Records about charts and figures:
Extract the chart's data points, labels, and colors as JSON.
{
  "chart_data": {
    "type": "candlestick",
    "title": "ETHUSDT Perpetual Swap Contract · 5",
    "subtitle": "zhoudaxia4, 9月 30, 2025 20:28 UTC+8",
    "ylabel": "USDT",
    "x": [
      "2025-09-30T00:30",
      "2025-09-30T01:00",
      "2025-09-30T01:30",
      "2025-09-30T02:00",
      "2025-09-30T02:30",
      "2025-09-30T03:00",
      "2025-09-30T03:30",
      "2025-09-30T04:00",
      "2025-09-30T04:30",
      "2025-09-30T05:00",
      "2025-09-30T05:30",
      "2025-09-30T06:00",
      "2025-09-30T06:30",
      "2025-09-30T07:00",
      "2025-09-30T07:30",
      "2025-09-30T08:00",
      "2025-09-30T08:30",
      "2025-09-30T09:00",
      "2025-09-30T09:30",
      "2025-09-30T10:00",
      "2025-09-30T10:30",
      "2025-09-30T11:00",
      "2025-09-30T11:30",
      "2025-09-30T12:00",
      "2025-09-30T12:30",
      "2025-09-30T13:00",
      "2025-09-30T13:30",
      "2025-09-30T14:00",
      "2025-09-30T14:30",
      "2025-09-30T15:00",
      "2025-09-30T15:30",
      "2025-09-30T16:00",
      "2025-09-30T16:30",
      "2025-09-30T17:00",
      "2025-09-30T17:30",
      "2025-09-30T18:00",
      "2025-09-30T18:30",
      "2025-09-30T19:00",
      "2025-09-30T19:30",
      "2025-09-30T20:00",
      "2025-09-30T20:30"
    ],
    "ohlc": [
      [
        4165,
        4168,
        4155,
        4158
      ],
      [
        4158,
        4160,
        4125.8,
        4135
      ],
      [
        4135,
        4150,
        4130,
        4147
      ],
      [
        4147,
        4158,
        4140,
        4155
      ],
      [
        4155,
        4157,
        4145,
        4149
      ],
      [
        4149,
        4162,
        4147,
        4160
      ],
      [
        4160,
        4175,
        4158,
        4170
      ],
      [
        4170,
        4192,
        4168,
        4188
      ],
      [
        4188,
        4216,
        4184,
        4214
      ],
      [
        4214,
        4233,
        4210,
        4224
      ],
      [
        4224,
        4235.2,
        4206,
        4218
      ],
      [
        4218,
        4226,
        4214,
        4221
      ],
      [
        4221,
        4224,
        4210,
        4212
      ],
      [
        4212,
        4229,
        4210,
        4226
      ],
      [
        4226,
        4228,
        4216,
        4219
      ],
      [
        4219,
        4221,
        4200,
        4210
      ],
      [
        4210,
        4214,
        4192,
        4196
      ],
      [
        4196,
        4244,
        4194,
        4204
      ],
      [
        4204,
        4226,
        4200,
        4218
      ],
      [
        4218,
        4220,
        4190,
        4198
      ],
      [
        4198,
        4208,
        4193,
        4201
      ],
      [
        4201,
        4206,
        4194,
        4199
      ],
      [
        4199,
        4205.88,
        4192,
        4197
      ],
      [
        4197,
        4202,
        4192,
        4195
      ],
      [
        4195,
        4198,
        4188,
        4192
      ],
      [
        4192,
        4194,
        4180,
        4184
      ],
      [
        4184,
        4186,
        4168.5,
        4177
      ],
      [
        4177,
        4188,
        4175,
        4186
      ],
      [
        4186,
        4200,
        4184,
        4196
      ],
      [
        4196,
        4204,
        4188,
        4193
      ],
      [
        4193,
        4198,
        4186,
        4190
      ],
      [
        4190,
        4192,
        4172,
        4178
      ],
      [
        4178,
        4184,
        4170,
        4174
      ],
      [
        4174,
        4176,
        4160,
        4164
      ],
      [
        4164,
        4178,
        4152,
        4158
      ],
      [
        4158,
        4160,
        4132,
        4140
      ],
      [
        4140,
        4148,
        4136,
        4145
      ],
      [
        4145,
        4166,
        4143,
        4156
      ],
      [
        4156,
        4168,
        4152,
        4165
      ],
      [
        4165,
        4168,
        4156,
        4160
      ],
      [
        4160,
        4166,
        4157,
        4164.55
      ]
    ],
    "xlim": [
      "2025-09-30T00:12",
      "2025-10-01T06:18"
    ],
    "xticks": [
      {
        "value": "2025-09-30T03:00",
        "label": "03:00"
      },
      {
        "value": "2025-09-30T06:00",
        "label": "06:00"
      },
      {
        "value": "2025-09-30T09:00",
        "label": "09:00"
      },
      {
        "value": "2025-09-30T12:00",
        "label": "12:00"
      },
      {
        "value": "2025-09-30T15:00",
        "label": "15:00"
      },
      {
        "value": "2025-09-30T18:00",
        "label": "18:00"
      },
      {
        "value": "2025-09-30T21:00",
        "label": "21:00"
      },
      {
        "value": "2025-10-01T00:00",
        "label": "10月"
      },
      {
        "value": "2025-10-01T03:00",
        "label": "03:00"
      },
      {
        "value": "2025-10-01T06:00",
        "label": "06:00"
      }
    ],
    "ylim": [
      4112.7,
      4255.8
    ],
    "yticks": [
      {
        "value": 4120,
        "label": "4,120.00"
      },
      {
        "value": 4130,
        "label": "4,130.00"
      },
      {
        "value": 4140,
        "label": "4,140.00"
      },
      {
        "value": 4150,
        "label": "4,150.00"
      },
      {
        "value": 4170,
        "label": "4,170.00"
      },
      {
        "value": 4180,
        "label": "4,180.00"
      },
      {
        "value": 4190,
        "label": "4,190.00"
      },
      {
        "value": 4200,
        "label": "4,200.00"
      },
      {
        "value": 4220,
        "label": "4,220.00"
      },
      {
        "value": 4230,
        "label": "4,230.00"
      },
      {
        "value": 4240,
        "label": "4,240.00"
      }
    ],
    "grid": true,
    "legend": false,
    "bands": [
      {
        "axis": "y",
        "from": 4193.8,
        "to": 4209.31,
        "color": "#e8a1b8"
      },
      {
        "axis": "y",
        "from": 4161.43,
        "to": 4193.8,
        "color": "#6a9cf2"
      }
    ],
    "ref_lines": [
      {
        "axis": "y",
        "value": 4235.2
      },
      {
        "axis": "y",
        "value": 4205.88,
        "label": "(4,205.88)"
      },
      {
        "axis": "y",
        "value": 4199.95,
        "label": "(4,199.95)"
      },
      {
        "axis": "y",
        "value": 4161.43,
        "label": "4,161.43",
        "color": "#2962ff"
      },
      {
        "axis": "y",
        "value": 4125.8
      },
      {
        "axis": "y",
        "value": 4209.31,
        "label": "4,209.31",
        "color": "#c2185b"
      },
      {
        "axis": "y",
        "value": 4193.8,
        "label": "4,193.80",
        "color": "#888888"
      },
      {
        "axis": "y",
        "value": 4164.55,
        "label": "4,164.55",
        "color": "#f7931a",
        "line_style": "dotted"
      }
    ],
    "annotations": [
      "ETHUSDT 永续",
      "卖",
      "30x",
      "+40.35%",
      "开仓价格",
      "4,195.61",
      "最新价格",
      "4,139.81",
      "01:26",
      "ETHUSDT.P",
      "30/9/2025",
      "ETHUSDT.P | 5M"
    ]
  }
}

* _Directive_
Restate the whole listing exactly.

* _Response below_
Extract the chart's data points, labels, and colors as JSON.
{
  "chart_data": {
    "type": "candlestick",
    "title": "ETHUSDT Perpetual Swap Contract · 5",
    "subtitle": "zhoudaxia4, 9月 30, 2025 20:28 UTC+8",
    "ylabel": "USDT",
    "x": [
      "2025-09-30T00:30",
      "2025-09-30T01:00",
      "2025-09-30T01:30",
      "2025-09-30T02:00",
      "2025-09-30T02:30",
      "2025-09-30T03:00",
      "2025-09-30T03:30",
      "2025-09-30T04:00",
      "2025-09-30T04:30",
      "2025-09-30T05:00",
      "2025-09-30T05:30",
      "2025-09-30T06:00",
      "2025-09-30T06:30",
      "2025-09-30T07:00",
      "2025-09-30T07:30",
      "2025-09-30T08:00",
      "2025-09-30T08:30",
      "2025-09-30T09:00",
      "2025-09-30T09:30",
      "2025-09-30T10:00",
      "2025-09-30T10:30",
      "2025-09-30T11:00",
      "2025-09-30T11:30",
      "2025-09-30T12:00",
      "2025-09-30T12:30",
      "2025-09-30T13:00",
      "2025-09-30T13:30",
      "2025-09-30T14:00",
      "2025-09-30T14:30",
      "2025-09-30T15:00",
      "2025-09-30T15:30",
      "2025-09-30T16:00",
      "2025-09-30T16:30",
      "2025-09-30T17:00",
      "2025-09-30T17:30",
      "2025-09-30T18:00",
      "2025-09-30T18:30",
      "2025-09-30T19:00",
      "2025-09-30T19:30",
      "2025-09-30T20:00",
      "2025-09-30T20:30"
    ],
    "ohlc": [
      [
        4165,
        4168,
        4155,
        4158
      ],
      [
        4158,
        4160,
        4125.8,
        4135
      ],
      [
        4135,
        4150,
        4130,
        4147
      ],
      [
        4147,
        4158,
        4140,
        4155
      ],
      [
        4155,
        4157,
        4145,
        4149
      ],
      [
        4149,
        4162,
        4147,
        4160
      ],
      [
        4160,
        4175,
        4158,
        4170
      ],
      [
        4170,
        4192,
        4168,
        4188
      ],
      [
        4188,
        4216,
        4184,
        4214
      ],
      [
        4214,
        4233,
        4210,
        4224
      ],
      [
        4224,
        4235.2,
        4206,
        4218
      ],
      [
        4218,
        4226,
        4214,
        4221
      ],
      [
        4221,
        4224,
        4210,
        4212
      ],
      [
        4212,
        4229,
        4210,
        4226
      ],
      [
        4226,
        4228,
        4216,
        4219
      ],
      [
        4219,
        4221,
        4200,
        4210
      ],
      [
        4210,
        4214,
        4192,
        4196
      ],
      [
        4196,
        4244,
        4194,
        4204
      ],
      [
        4204,
        4226,
        4200,
        4218
      ],
      [
        4218,
        4220,
        4190,
        4198
      ],
      [
        4198,
        4208,
        4193,
        4201
      ],
      [
        4201,
        4206,
        4194,
        4199
      ],
      [
        4199,
        4205.88,
        4192,
        4197
      ],
      [
        4197,
        4202,
        4192,
        4195
      ],
      [
        4195,
        4198,
        4188,
        4192
      ],
      [
        4192,
        4194,
        4180,
        4184
      ],
      [
        4184,
        4186,
        4168.5,
        4177
      ],
      [
        4177,
        4188,
        4175,
        4186
      ],
      [
        4186,
        4200,
        4184,
        4196
      ],
      [
        4196,
        4204,
        4188,
        4193
      ],
      [
        4193,
        4198,
        4186,
        4190
      ],
      [
        4190,
        4192,
        4172,
        4178
      ],
      [
        4178,
        4184,
        4170,
        4174
      ],
      [
        4174,
        4176,
        4160,
        4164
      ],
      [
        4164,
        4178,
        4152,
        4158
      ],
      [
        4158,
        4160,
        4132,
        4140
      ],
      [
        4140,
        4148,
        4136,
        4145
      ],
      [
        4145,
        4166,
        4143,
        4156
      ],
      [
        4156,
        4168,
        4152,
        4165
      ],
      [
        4165,
        4168,
        4156,
        4160
      ],
      [
        4160,
        4166,
        4157,
        4164.55
      ]
    ],
    "xlim": [
      "2025-09-30T00:12",
      "2025-10-01T06:18"
    ],
    "xticks": [
      {
        "value": "2025-09-30T03:00",
        "label": "03:00"
      },
      {
        "value": "2025-09-30T06:00",
        "label": "06:00"
      },
      {
        "value": "2025-09-30T09:00",
        "label": "09:00"
      },
      {
        "value": "2025-09-30T12:00",
        "label": "12:00"
      },
      {
        "value": "2025-09-30T15:00",
        "label": "15:00"
      },
      {
        "value": "2025-09-30T18:00",
        "label": "18:00"
      },
      {
        "value": "2025-09-30T21:00",
        "label": "21:00"
      },
      {
        "value": "2025-10-01T00:00",
        "label": "10月"
      },
      {
        "value": "2025-10-01T03:00",
        "label": "03:00"
      },
      {
        "value": "2025-10-01T06:00",
        "label": "06:00"
      }
    ],
    "ylim": [
      4112.7,
      4255.8
    ],
    "yticks": [
      {
        "value": 4120,
        "label": "4,120.00"
      },
      {
        "value": 4130,
        "label": "4,130.00"
      },
      {
        "value": 4140,
        "label": "4,140.00"
      },
      {
        "value": 4150,
        "label": "4,150.00"
      },
      {
        "value": 4170,
        "label": "4,170.00"
      },
      {
        "value": 4180,
        "label": "4,180.00"
      },
      {
        "value": 4190,
        "label": "4,190.00"
      },
      {
        "value": 4200,
        "label": "4,200.00"
      },
      {
        "value": 4220,
        "label": "4,220.00"
      },
      {
        "value": 4230,
        "label": "4,230.00"
      },
      {
        "value": 4240,
        "label": "4,240.00"
      }
    ],
    "grid": true,
    "legend": false,
    "bands": [
      {
        "axis": "y",
        "from": 4193.8,
        "to": 4209.31,
        "color": "#e8a1b8"
      },
      {
        "axis": "y",
        "from": 4161.43,
        "to": 4193.8,
        "color": "#6a9cf2"
      }
    ],
    "ref_lines": [
      {
        "axis": "y",
        "value": 4235.2
      },
      {
        "axis": "y",
        "value": 4205.88,
        "label": "(4,205.88)"
      },
      {
        "axis": "y",
        "value": 4199.95,
        "label": "(4,199.95)"
      },
      {
        "axis": "y",
        "value": 4161.43,
        "label": "4,161.43",
        "color": "#2962ff"
      },
      {
        "axis": "y",
        "value": 4125.8
      },
      {
        "axis": "y",
        "value": 4209.31,
        "label": "4,209.31",
        "color": "#c2185b"
      },
      {
        "axis": "y",
        "value": 4193.8,
        "label": "4,193.80",
        "color": "#888888"
      },
      {
        "axis": "y",
        "value": 4164.55,
        "label": "4,164.55",
        "color": "#f7931a",
        "line_style": "dotted"
      }
    ],
    "annotations": [
      "ETHUSDT 永续",
      "卖",
      "30x",
      "+40.35%",
      "开仓价格",
      "4,195.61",
      "最新价格",
      "4,139.81",
      "01:26",
      "ETHUSDT.P",
      "30/9/2025",
      "ETHUSDT.P | 5M"
    ]
  }
}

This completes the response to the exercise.